- TEXTE FOURNI -
•••

Durant une fête, le garçon propose un autre verre à une demoiselle : « Mademoiselle, encore un verre ? » « Non merci : ça me donne des douleurs dans les jambes ! » « Ah, je vois : elles s'endorment ! » « Non, elles s'ouvrent ! »
Ma femme me dit: "Que penses-tu faire aujourd'hui ?" Je lui réponds: "Rien." Elle dit: "C'est déjà ce que tu as fait hier ?" Je dis: "Oui, mais je n'avais pas fini.">
Ça se passe dans un village qui vit du tourisme, sauf qu´à cause de la crise, il n´y a plus de touristes. Tout le monde emprunte à tout le monde pour survivre. Les mois passent, misérables.
Arrive enfin un touriste qui prend une chambre. Il la paie avec un billet de 100 Euros ... Le touriste n´est pas encore monté dans sa chambre, que l´hôtelier court porter le billet chez le boucher, à qui il doit justement cent Euros. Le boucher va aussitôt porter le même billet au paysan qui l´approvisionne en viande. Le paysan, à son tour, se dépêche d´aller payer sa dette à la prostituée à laquelle il doit quelques moments .... La prostituée finit la boucle en se rendant à l´hôtel pour rembourser l´hôtelier, qu´elle ne payait plus lorsqu'elle prenait une chambre à l´heure.

•••

- DONNÉES FOURNIES -
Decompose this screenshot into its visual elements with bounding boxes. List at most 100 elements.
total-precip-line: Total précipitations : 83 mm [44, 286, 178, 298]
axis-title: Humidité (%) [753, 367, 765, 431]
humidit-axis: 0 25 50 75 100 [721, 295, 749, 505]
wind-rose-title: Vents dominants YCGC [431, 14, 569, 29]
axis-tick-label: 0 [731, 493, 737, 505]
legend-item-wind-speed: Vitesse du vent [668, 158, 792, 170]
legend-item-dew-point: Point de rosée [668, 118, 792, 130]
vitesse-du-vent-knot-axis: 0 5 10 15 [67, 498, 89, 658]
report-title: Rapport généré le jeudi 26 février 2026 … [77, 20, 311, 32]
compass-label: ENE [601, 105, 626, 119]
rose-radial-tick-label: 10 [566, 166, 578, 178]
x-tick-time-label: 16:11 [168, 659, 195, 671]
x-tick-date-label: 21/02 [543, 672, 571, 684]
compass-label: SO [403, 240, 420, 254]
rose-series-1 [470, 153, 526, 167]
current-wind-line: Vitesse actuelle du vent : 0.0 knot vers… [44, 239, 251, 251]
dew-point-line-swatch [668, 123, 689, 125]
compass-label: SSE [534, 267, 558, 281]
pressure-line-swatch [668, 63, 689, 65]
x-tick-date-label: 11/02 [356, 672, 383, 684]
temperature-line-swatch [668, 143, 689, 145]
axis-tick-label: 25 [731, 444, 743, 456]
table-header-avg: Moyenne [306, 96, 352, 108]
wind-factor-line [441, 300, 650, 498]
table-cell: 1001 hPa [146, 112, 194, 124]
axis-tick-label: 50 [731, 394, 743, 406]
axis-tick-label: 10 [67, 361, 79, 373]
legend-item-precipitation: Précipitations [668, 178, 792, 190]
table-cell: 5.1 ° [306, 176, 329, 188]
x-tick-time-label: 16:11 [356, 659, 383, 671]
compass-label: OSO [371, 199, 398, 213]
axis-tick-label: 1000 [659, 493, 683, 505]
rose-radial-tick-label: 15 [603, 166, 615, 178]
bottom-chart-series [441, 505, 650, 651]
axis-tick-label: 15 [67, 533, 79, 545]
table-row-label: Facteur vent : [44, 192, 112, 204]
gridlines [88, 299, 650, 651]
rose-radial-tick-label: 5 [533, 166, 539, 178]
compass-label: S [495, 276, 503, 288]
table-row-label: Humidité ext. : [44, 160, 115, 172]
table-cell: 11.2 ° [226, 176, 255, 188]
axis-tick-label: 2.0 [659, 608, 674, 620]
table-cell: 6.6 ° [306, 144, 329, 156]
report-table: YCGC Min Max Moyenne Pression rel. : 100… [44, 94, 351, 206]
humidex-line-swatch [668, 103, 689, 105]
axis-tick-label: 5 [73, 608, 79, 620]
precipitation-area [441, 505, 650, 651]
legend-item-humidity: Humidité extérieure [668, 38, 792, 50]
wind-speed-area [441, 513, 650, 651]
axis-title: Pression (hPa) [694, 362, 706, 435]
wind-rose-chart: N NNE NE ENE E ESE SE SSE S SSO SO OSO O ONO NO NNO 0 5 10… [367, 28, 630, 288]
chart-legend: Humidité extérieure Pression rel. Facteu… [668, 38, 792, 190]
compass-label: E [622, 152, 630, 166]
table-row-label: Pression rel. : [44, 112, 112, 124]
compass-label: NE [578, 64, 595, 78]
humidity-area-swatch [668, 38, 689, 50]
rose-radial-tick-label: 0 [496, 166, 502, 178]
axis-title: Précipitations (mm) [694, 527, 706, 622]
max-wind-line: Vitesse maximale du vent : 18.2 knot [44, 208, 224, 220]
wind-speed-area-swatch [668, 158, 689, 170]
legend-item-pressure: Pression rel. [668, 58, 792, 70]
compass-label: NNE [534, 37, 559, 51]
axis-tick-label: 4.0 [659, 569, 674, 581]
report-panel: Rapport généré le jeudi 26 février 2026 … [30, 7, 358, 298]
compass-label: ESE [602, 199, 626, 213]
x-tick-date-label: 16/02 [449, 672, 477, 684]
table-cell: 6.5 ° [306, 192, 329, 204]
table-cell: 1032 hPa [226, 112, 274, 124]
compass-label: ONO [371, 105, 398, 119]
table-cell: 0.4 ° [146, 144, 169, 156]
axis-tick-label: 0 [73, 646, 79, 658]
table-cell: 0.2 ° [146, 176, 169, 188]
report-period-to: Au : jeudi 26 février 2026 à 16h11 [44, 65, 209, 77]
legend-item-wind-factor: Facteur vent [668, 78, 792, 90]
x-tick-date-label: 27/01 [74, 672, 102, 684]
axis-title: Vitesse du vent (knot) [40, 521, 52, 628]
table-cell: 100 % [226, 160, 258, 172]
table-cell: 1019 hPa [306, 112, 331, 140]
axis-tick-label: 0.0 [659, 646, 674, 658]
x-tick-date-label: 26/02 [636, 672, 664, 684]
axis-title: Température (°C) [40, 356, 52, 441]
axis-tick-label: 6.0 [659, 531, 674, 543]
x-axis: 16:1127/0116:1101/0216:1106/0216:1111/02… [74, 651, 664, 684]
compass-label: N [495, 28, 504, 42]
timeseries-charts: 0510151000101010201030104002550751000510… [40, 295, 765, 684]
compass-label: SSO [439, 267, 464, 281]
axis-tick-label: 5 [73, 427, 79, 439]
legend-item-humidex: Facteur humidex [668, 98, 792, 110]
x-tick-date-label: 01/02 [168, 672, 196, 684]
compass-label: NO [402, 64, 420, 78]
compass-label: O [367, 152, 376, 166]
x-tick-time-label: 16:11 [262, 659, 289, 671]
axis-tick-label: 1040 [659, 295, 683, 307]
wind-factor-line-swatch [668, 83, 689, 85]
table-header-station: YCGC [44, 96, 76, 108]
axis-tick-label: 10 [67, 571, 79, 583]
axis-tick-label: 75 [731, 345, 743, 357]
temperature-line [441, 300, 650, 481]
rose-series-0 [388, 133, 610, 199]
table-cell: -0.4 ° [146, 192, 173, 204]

•••

- TRAVAIL DEMANDÉ -
[a] Recopiez, dans les histoires drôles, le passage qui va de « Arrive enfin un » jusqu'à « chambre à l´heure. » inclus.
[b] Prolongez les histoires drôles en poursuivant après leur dernière phrase.
Le matériel fourni est distinct des histoires drôles.

- RÉPONSES AUX CONSIGNES -
[a]
Arrive enfin un touriste qui prend une chambre. Il la paie avec un billet de 100 Euros ... Le touriste n´est pas encore monté dans sa chambre, que l´hôtelier court porter le billet chez le boucher, à qui il doit justement cent Euros. Le boucher va aussitôt porter le même billet au paysan qui l´approvisionne en viande. Le paysan, à son tour, se dépêche d´aller payer sa dette à la prostituée à laquelle il doit quelques moments .... La prostituée finit la boucle en se rendant à l´hôtel pour rembourser l´hôtelier, qu´elle ne payait plus lorsqu'elle prenait une chambre à l´heure.

[b]
Comme elle dépose le billet de 100 Euros sur le comptoir, ... le touriste, qui venait dire à l´hôtelier qu´il n´aimait pas sa chambre et n´en voulait plus, ramasse son billet et disparait. Rien n´a été dépensé, ni gagné, ni perdu. N´empêche que plus personne dans le village n´a de dettes...
N´est-ce pas ainsi qu´on est en train de résoudre la crise mondiale ?
Faire sérieusement ce que l'on doit faire... sans se prendre au sérieux!